++++ EXERCISE MATERIALS

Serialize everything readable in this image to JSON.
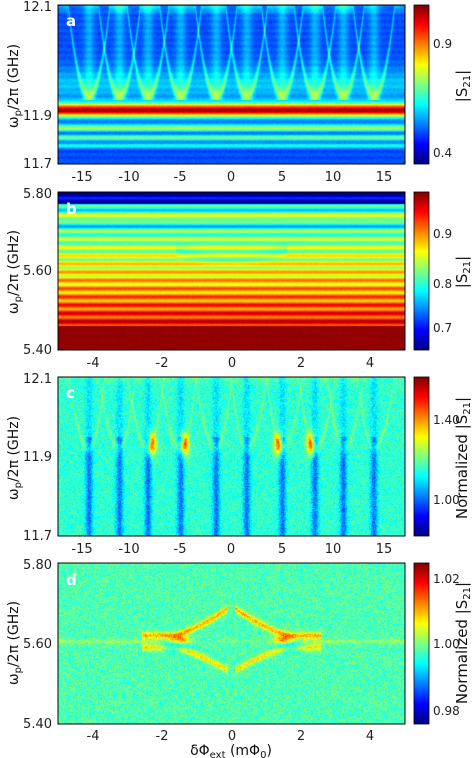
{
  "chart_data": [
    {
      "panel": "a",
      "type": "heatmap",
      "ylabel": "ω_p/2π (GHz)",
      "xticks": [
        "-15",
        "-10",
        "-5",
        "0",
        "5",
        "10",
        "15"
      ],
      "yticks": [
        "11.7",
        "11.9",
        "12.1"
      ],
      "xlim": [
        -17,
        17
      ],
      "ylim": [
        11.7,
        12.1
      ],
      "colorbar": {
        "label": "|S21|",
        "ticks": [
          "0.4",
          "0.9"
        ],
        "range": [
          0.1,
          1.05
        ]
      },
      "features": {
        "resonance_band_center_GHz": 11.83,
        "secondary_band_GHz": [
          11.76,
          11.79
        ],
        "branch_flux_mPhi0": [
          -14,
          -11,
          -8.2,
          -5,
          -1.5,
          1.5,
          5,
          8.2,
          11,
          14
        ]
      }
    },
    {
      "panel": "b",
      "type": "heatmap",
      "ylabel": "ω_p/2π (GHz)",
      "xticks": [
        "-4",
        "-2",
        "0",
        "2",
        "4"
      ],
      "yticks": [
        "5.40",
        "5.60",
        "5.80"
      ],
      "xlim": [
        -5,
        5
      ],
      "ylim": [
        5.4,
        5.8
      ],
      "colorbar": {
        "label": "|S21|",
        "ticks": [
          "0.7",
          "0.8",
          "0.9"
        ],
        "range": [
          0.66,
          0.98
        ]
      },
      "features": {
        "anticrossing_flux_mPhi0": [
          -1.5,
          1.5
        ],
        "anticrossing_GHz": 5.62
      }
    },
    {
      "panel": "c",
      "type": "heatmap",
      "ylabel": "ω_p/2π (GHz)",
      "xticks": [
        "-15",
        "-10",
        "-5",
        "0",
        "5",
        "10",
        "15"
      ],
      "yticks": [
        "11.7",
        "11.9",
        "12.1"
      ],
      "xlim": [
        -17,
        17
      ],
      "ylim": [
        11.7,
        12.1
      ],
      "colorbar": {
        "label": "Normalized |S21|",
        "ticks": [
          "1.00",
          "1.40"
        ],
        "range": [
          0.8,
          1.6
        ]
      },
      "features": {
        "branch_flux_mPhi0": [
          -14,
          -11,
          -8.2,
          -5,
          -1.5,
          1.5,
          5,
          8.2,
          11,
          14
        ]
      }
    },
    {
      "panel": "d",
      "type": "heatmap",
      "ylabel": "ω_p/2π (GHz)",
      "xlabel": "δΦ_ext (mΦ0)",
      "xticks": [
        "-4",
        "-2",
        "0",
        "2",
        "4"
      ],
      "yticks": [
        "5.40",
        "5.60",
        "5.80"
      ],
      "xlim": [
        -5,
        5
      ],
      "ylim": [
        5.4,
        5.8
      ],
      "colorbar": {
        "label": "Normalized |S21|",
        "ticks": [
          "0.98",
          "1.00",
          "1.02"
        ],
        "range": [
          0.975,
          1.03
        ]
      },
      "features": {
        "anticrossing_flux_mPhi0": [
          -1.5,
          1.5
        ],
        "anticrossing_GHz": 5.605
      }
    }
  ],
  "colors": {
    "cmap_jet": [
      "#00007f",
      "#0000ff",
      "#007fff",
      "#00ffff",
      "#7fff7f",
      "#ffff00",
      "#ff7f00",
      "#ff0000",
      "#7f0000"
    ]
  }
}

++++++++

» **TASK BRIEF**
Output the lines above in full and exactly as given, omitting any pictures.

» **REPLY TO THE EXERCISE**
Serialize everything readable in this image to JSON.
{
  "chart_data": [
    {
      "panel": "a",
      "type": "heatmap",
      "ylabel": "ω_p/2π (GHz)",
      "xticks": [
        "-15",
        "-10",
        "-5",
        "0",
        "5",
        "10",
        "15"
      ],
      "yticks": [
        "11.7",
        "11.9",
        "12.1"
      ],
      "xlim": [
        -17,
        17
      ],
      "ylim": [
        11.7,
        12.1
      ],
      "colorbar": {
        "label": "|S21|",
        "ticks": [
          "0.4",
          "0.9"
        ],
        "range": [
          0.1,
          1.05
        ]
      },
      "features": {
        "resonance_band_center_GHz": 11.83,
        "secondary_band_GHz": [
          11.76,
          11.79
        ],
        "branch_flux_mPhi0": [
          -14,
          -11,
          -8.2,
          -5,
          -1.5,
          1.5,
          5,
          8.2,
          11,
          14
        ]
      }
    },
    {
      "panel": "b",
      "type": "heatmap",
      "ylabel": "ω_p/2π (GHz)",
      "xticks": [
        "-4",
        "-2",
        "0",
        "2",
        "4"
      ],
      "yticks": [
        "5.40",
        "5.60",
        "5.80"
      ],
      "xlim": [
        -5,
        5
      ],
      "ylim": [
        5.4,
        5.8
      ],
      "colorbar": {
        "label": "|S21|",
        "ticks": [
          "0.7",
          "0.8",
          "0.9"
        ],
        "range": [
          0.66,
          0.98
        ]
      },
      "features": {
        "anticrossing_flux_mPhi0": [
          -1.5,
          1.5
        ],
        "anticrossing_GHz": 5.62
      }
    },
    {
      "panel": "c",
      "type": "heatmap",
      "ylabel": "ω_p/2π (GHz)",
      "xticks": [
        "-15",
        "-10",
        "-5",
        "0",
        "5",
        "10",
        "15"
      ],
      "yticks": [
        "11.7",
        "11.9",
        "12.1"
      ],
      "xlim": [
        -17,
        17
      ],
      "ylim": [
        11.7,
        12.1
      ],
      "colorbar": {
        "label": "Normalized |S21|",
        "ticks": [
          "1.00",
          "1.40"
        ],
        "range": [
          0.8,
          1.6
        ]
      },
      "features": {
        "branch_flux_mPhi0": [
          -14,
          -11,
          -8.2,
          -5,
          -1.5,
          1.5,
          5,
          8.2,
          11,
          14
        ]
      }
    },
    {
      "panel": "d",
      "type": "heatmap",
      "ylabel": "ω_p/2π (GHz)",
      "xlabel": "δΦ_ext (mΦ0)",
      "xticks": [
        "-4",
        "-2",
        "0",
        "2",
        "4"
      ],
      "yticks": [
        "5.40",
        "5.60",
        "5.80"
      ],
      "xlim": [
        -5,
        5
      ],
      "ylim": [
        5.4,
        5.8
      ],
      "colorbar": {
        "label": "Normalized |S21|",
        "ticks": [
          "0.98",
          "1.00",
          "1.02"
        ],
        "range": [
          0.975,
          1.03
        ]
      },
      "features": {
        "anticrossing_flux_mPhi0": [
          -1.5,
          1.5
        ],
        "anticrossing_GHz": 5.605
      }
    }
  ],
  "colors": {
    "cmap_jet": [
      "#00007f",
      "#0000ff",
      "#007fff",
      "#00ffff",
      "#7fff7f",
      "#ffff00",
      "#ff7f00",
      "#ff0000",
      "#7f0000"
    ]
  }
}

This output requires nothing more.